> [Task data]:
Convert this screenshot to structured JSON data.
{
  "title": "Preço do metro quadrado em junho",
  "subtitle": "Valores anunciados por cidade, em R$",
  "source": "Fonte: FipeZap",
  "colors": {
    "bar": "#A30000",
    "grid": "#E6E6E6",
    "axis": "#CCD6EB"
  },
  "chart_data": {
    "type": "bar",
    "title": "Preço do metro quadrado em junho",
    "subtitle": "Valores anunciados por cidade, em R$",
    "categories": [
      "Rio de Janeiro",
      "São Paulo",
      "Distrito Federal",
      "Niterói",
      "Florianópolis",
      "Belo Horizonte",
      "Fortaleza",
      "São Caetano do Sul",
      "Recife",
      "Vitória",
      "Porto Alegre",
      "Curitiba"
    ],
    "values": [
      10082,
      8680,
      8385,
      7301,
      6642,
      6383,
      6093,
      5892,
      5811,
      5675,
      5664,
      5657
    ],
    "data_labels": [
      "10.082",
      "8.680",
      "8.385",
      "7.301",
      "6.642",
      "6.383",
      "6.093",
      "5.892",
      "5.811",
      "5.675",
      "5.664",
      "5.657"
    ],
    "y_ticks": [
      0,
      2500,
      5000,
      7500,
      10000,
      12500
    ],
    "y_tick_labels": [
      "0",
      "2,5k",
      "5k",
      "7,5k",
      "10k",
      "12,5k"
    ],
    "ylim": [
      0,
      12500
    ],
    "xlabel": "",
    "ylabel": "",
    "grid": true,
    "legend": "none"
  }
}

> [Exercise details]:
Write out the entries in full, exactly as given.

> [Exercise output]:
Convert this screenshot to structured JSON data.
{
  "title": "Preço do metro quadrado em junho",
  "subtitle": "Valores anunciados por cidade, em R$",
  "source": "Fonte: FipeZap",
  "colors": {
    "bar": "#A30000",
    "grid": "#E6E6E6",
    "axis": "#CCD6EB"
  },
  "chart_data": {
    "type": "bar",
    "title": "Preço do metro quadrado em junho",
    "subtitle": "Valores anunciados por cidade, em R$",
    "categories": [
      "Rio de Janeiro",
      "São Paulo",
      "Distrito Federal",
      "Niterói",
      "Florianópolis",
      "Belo Horizonte",
      "Fortaleza",
      "São Caetano do Sul",
      "Recife",
      "Vitória",
      "Porto Alegre",
      "Curitiba"
    ],
    "values": [
      10082,
      8680,
      8385,
      7301,
      6642,
      6383,
      6093,
      5892,
      5811,
      5675,
      5664,
      5657
    ],
    "data_labels": [
      "10.082",
      "8.680",
      "8.385",
      "7.301",
      "6.642",
      "6.383",
      "6.093",
      "5.892",
      "5.811",
      "5.675",
      "5.664",
      "5.657"
    ],
    "y_ticks": [
      0,
      2500,
      5000,
      7500,
      10000,
      12500
    ],
    "y_tick_labels": [
      "0",
      "2,5k",
      "5k",
      "7,5k",
      "10k",
      "12,5k"
    ],
    "ylim": [
      0,
      12500
    ],
    "xlabel": "",
    "ylabel": "",
    "grid": true,
    "legend": "none"
  }
}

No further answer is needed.